Collected data:
____

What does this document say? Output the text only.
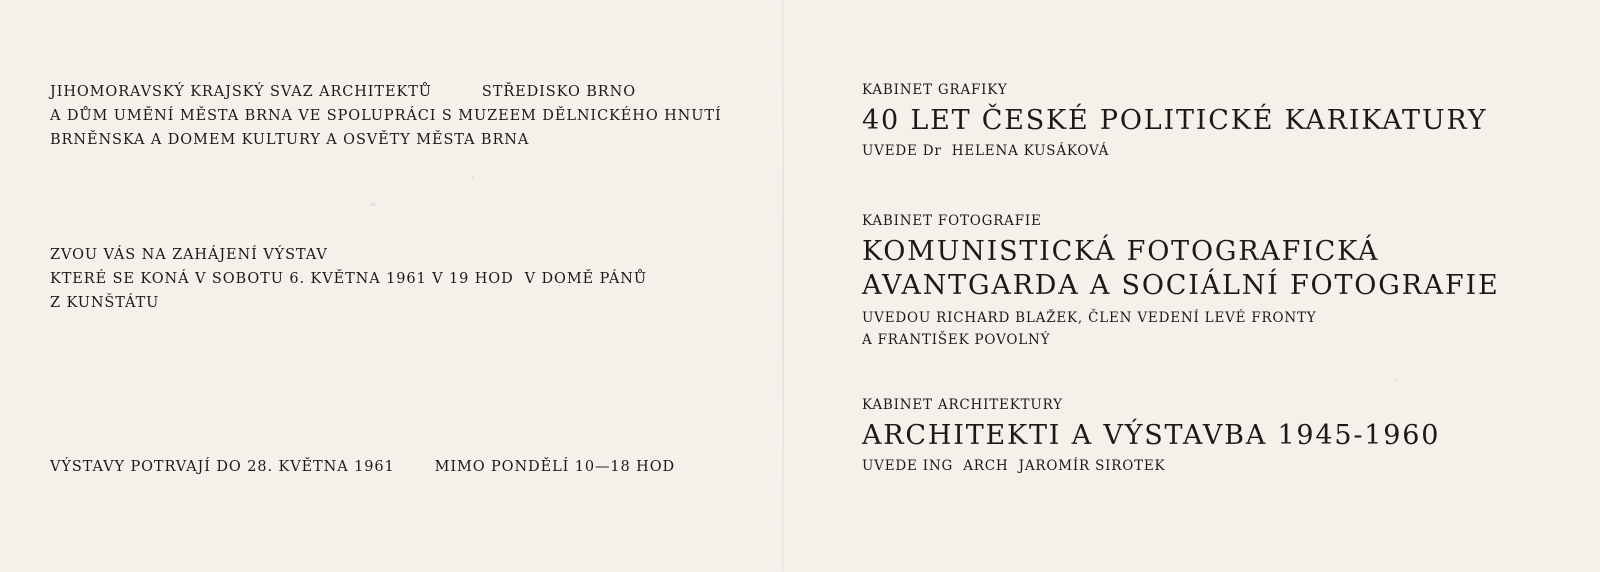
JIHOMORAVSKÝ KRAJSKÝ SVAZ ARCHITEKTŮ	STŘEDISKO BRNO
A DŮM UMĚNÍ MĚSTA BRNA VE SPOLUPRÁCI S MUZEEM DĚLNICKÉHO HNUTÍ
BRNĚNSKA A DOMEM KULTURY A OSVĚTY MĚSTA BRNA
ZVOU VÁS NA ZAHÁJENÍ VÝSTAV
KTERÉ SE KONÁ V SOBOTU 6. KVĚTNA 1961 V 19 HOD  V DOMĚ PÁNŮ
Z KUNŠTÁTU
VÝSTAVY POTRVAJÍ DO 28. KVĚTNA 1961	MIMO PONDĚLÍ 10—18 HOD
KABINET GRAFIKY
40 LET ČESKÉ POLITICKÉ KARIKATURY
UVEDE Dr  HELENA KUSÁKOVÁ
KABINET FOTOGRAFIE
KOMUNISTICKÁ FOTOGRAFICKÁ
AVANTGARDA A SOCIÁLNÍ FOTOGRAFIE
UVEDOU RICHARD BLAŽEK, ČLEN VEDENÍ LEVÉ FRONTY
A FRANTIŠEK POVOLNÝ
KABINET ARCHITEKTURY
ARCHITEKTI A VÝSTAVBA 1945-1960
UVEDE ING  ARCH  JAROMÍR SIROTEK
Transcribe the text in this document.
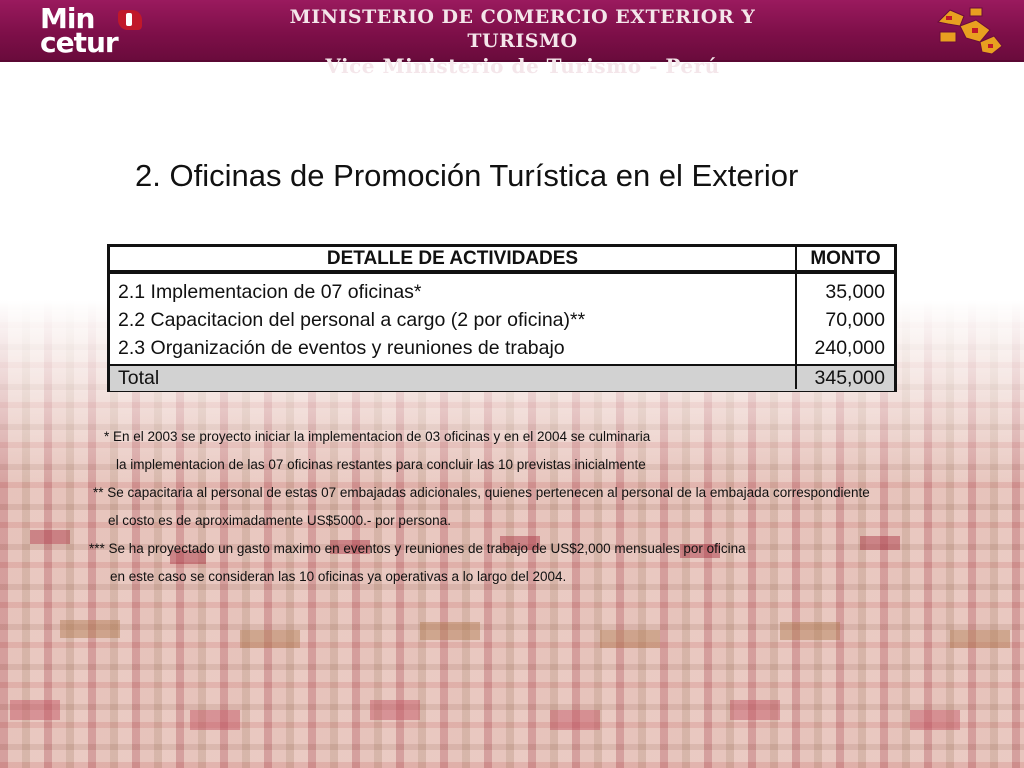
Min
cetur
MINISTERIO DE COMERCIO EXTERIOR Y TURISMO
Vice Ministerio de Turismo - Perú
2. Oficinas de Promoción Turística en el Exterior
DETALLE DE ACTIVIDADES	MONTO
2.1 Implementacion de 07 oficinas*	35,000
2.2 Capacitacion del personal a cargo (2 por oficina)**	70,000
2.3 Organización de eventos y reuniones de trabajo	240,000
Total	345,000
* En el 2003 se proyecto iniciar la implementacion de 03 oficinas y en el 2004 se culminaria
la implementacion de las 07 oficinas restantes para concluir las 10 previstas inicialmente
** Se capacitaria al personal de estas 07 embajadas adicionales, quienes pertenecen al personal de la embajada correspondiente
el costo es de aproximadamente US$5000.- por persona.
*** Se ha proyectado un gasto maximo en eventos y reuniones de trabajo de US$2,000 mensuales por oficina
en este caso se consideran las 10 oficinas ya operativas a lo largo del 2004.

____

▶ [WORK TO COMPLETE] From the line containing "Transcribe the text in this document." through the last line of the material above, write out each line exactly, leaving aside all pictures.

▶ [OUTPUT OF THE EXERCISE]
Transcribe the text in this document.
Min
cetur
MINISTERIO DE COMERCIO EXTERIOR Y TURISMO
Vice Ministerio de Turismo - Perú
2. Oficinas de Promoción Turística en el Exterior
DETALLE DE ACTIVIDADES	MONTO
2.1 Implementacion de 07 oficinas*	35,000
2.2 Capacitacion del personal a cargo (2 por oficina)**	70,000
2.3 Organización de eventos y reuniones de trabajo	240,000
Total	345,000
* En el 2003 se proyecto iniciar la implementacion de 03 oficinas y en el 2004 se culminaria
la implementacion de las 07 oficinas restantes para concluir las 10 previstas inicialmente
** Se capacitaria al personal de estas 07 embajadas adicionales, quienes pertenecen al personal de la embajada correspondiente
el costo es de aproximadamente US$5000.- por persona.
*** Se ha proyectado un gasto maximo en eventos y reuniones de trabajo de US$2,000 mensuales por oficina
en este caso se consideran las 10 oficinas ya operativas a lo largo del 2004.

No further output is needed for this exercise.